Report the count of lines below in which the string "ceny" occurs; include nothing else.

>> Start DATA TO USE

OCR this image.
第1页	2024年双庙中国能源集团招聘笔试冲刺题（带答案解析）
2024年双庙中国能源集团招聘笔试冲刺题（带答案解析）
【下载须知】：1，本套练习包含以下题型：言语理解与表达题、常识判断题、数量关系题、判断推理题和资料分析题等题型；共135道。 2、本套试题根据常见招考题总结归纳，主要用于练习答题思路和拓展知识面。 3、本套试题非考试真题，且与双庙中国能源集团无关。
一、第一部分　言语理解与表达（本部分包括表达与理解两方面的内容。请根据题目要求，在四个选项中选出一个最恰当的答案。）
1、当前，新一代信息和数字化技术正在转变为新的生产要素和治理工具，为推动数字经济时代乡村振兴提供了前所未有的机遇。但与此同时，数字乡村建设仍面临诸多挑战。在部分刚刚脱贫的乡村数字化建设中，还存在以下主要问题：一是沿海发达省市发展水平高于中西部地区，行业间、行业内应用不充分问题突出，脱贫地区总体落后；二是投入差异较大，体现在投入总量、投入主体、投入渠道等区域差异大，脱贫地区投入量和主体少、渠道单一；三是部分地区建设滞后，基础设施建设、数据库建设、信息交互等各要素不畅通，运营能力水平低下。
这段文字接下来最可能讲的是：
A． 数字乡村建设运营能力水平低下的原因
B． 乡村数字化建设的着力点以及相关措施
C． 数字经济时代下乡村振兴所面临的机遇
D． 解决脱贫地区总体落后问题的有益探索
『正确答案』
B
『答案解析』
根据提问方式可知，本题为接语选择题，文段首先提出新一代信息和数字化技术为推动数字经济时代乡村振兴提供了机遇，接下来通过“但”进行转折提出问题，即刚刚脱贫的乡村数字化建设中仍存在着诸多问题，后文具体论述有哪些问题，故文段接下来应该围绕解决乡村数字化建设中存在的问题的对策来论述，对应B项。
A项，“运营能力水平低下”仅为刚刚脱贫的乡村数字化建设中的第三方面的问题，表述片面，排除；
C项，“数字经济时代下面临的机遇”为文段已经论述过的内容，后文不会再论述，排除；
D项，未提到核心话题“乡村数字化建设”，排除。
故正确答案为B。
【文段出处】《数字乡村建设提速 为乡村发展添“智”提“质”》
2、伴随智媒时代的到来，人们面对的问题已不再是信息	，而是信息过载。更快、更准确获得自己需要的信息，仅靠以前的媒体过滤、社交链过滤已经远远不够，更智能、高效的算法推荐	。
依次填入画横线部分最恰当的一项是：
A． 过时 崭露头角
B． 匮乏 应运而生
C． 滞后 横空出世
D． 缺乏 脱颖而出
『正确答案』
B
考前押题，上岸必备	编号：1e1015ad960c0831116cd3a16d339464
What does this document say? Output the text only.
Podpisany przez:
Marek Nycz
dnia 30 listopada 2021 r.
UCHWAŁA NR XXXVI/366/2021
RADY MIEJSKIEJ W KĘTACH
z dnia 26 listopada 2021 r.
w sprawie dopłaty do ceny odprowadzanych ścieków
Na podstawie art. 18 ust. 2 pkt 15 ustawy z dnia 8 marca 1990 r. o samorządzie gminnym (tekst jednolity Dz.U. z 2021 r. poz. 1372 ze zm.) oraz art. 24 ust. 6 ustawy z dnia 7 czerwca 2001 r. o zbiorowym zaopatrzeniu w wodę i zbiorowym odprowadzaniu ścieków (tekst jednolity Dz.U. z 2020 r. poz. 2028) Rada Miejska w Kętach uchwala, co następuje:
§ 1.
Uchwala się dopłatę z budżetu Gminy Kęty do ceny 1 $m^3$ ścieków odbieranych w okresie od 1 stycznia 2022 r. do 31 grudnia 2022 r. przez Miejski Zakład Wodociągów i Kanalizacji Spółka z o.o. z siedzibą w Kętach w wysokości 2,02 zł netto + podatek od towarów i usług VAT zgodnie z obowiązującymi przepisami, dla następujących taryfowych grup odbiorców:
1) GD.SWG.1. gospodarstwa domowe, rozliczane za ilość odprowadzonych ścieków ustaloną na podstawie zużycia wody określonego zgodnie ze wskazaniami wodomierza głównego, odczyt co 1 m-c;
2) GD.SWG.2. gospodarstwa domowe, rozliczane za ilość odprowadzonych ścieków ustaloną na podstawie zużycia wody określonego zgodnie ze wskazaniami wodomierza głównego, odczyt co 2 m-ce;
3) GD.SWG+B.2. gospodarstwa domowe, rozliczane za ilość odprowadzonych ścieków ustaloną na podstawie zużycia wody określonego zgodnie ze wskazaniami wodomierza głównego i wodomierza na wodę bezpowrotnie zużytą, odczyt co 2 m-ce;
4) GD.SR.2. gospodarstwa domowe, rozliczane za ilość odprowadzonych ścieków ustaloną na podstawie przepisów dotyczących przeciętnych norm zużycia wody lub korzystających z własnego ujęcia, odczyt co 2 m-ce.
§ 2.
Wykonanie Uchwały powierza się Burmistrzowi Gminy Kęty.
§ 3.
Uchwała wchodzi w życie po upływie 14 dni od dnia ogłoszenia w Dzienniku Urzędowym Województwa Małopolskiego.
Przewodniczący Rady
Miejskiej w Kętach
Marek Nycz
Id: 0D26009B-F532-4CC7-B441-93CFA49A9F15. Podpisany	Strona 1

>> End DATA TO USE

-- SOLUTION BELOW --
2